[Data lines]

-*-*-

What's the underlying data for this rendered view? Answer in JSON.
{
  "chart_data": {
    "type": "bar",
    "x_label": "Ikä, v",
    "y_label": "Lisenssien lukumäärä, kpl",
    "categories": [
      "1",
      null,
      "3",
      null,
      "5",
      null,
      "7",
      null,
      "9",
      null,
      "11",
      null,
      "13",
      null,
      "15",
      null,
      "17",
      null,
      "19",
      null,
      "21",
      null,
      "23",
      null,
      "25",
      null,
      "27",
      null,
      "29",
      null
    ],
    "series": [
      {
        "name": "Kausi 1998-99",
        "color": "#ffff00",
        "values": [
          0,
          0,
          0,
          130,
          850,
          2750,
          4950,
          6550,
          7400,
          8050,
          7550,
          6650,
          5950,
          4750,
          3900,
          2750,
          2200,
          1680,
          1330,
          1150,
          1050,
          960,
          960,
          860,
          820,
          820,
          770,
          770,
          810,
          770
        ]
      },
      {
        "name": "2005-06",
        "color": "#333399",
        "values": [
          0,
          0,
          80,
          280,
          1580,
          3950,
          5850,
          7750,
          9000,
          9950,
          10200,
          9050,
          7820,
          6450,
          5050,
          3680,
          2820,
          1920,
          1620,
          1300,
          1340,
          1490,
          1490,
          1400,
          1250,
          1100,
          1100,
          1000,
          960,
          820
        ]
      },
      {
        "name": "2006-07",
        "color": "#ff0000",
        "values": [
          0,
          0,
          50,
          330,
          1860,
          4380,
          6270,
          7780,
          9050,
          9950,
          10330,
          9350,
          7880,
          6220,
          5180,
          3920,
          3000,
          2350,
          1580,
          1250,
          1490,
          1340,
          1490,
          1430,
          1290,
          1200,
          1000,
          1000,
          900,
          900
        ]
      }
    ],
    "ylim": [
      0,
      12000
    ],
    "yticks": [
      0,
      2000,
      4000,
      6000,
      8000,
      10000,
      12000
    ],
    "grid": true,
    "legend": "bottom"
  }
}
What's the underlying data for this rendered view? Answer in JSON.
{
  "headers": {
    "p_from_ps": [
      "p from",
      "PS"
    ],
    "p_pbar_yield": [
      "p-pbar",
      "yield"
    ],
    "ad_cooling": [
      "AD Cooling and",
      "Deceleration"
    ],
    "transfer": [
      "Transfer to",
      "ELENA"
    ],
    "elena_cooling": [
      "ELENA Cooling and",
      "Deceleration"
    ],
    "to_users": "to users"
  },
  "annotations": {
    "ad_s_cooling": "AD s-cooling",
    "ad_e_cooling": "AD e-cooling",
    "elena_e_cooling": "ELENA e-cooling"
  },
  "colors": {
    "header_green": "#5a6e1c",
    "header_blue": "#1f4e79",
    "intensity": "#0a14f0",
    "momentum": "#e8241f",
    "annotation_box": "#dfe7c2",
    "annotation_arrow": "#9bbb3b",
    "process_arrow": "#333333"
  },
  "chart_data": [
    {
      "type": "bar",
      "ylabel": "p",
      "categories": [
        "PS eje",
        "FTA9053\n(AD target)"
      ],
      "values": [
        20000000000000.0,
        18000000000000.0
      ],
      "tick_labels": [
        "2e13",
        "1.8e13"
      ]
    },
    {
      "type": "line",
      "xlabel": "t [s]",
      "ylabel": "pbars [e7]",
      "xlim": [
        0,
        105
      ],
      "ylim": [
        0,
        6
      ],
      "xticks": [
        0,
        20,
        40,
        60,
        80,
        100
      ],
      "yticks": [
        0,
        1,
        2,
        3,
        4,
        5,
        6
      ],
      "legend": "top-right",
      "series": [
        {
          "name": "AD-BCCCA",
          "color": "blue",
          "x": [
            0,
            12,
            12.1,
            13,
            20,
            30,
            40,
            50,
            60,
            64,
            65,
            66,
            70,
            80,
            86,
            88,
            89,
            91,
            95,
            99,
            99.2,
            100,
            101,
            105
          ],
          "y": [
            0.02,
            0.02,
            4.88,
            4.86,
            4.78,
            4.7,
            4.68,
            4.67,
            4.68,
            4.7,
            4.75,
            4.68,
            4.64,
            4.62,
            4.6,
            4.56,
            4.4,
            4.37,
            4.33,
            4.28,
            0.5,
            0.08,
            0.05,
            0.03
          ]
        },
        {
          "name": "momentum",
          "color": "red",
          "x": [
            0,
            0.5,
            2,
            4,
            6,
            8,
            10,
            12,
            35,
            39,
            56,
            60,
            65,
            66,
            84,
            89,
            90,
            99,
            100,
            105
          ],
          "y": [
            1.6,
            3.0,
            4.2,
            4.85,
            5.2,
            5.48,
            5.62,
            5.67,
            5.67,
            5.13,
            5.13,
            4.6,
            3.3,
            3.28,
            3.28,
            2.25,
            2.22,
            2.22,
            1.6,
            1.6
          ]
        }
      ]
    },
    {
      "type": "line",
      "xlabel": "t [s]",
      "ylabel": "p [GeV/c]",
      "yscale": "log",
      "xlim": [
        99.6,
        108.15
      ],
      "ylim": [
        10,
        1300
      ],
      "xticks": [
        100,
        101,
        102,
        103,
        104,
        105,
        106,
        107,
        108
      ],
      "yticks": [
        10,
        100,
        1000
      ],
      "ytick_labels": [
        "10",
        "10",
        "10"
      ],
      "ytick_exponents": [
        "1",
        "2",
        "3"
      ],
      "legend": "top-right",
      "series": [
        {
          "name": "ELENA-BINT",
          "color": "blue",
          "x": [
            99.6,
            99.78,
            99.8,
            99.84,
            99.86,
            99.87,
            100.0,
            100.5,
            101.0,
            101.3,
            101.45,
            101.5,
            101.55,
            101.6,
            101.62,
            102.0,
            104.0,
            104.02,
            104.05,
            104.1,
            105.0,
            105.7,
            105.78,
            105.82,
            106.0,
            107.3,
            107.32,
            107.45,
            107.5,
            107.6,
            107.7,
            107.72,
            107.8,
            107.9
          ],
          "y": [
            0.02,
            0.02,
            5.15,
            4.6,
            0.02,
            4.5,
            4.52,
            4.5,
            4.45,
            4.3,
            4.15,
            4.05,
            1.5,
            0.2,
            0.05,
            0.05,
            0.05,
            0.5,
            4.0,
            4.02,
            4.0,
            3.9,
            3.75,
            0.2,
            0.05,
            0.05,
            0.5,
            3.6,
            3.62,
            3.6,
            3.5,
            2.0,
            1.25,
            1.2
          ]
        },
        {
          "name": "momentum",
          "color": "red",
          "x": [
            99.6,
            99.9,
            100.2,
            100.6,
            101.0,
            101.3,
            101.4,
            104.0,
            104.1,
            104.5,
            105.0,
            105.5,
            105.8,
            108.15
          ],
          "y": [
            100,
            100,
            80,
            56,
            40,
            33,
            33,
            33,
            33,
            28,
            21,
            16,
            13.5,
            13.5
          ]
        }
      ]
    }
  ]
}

-*-*-

[The problem] Where a line in the entries holds the word "ylabel", copy that line.

[Exercise response]
      "ylabel": "p",
      "ylabel": "pbars [e7]",
      "ylabel": "p [GeV/c]",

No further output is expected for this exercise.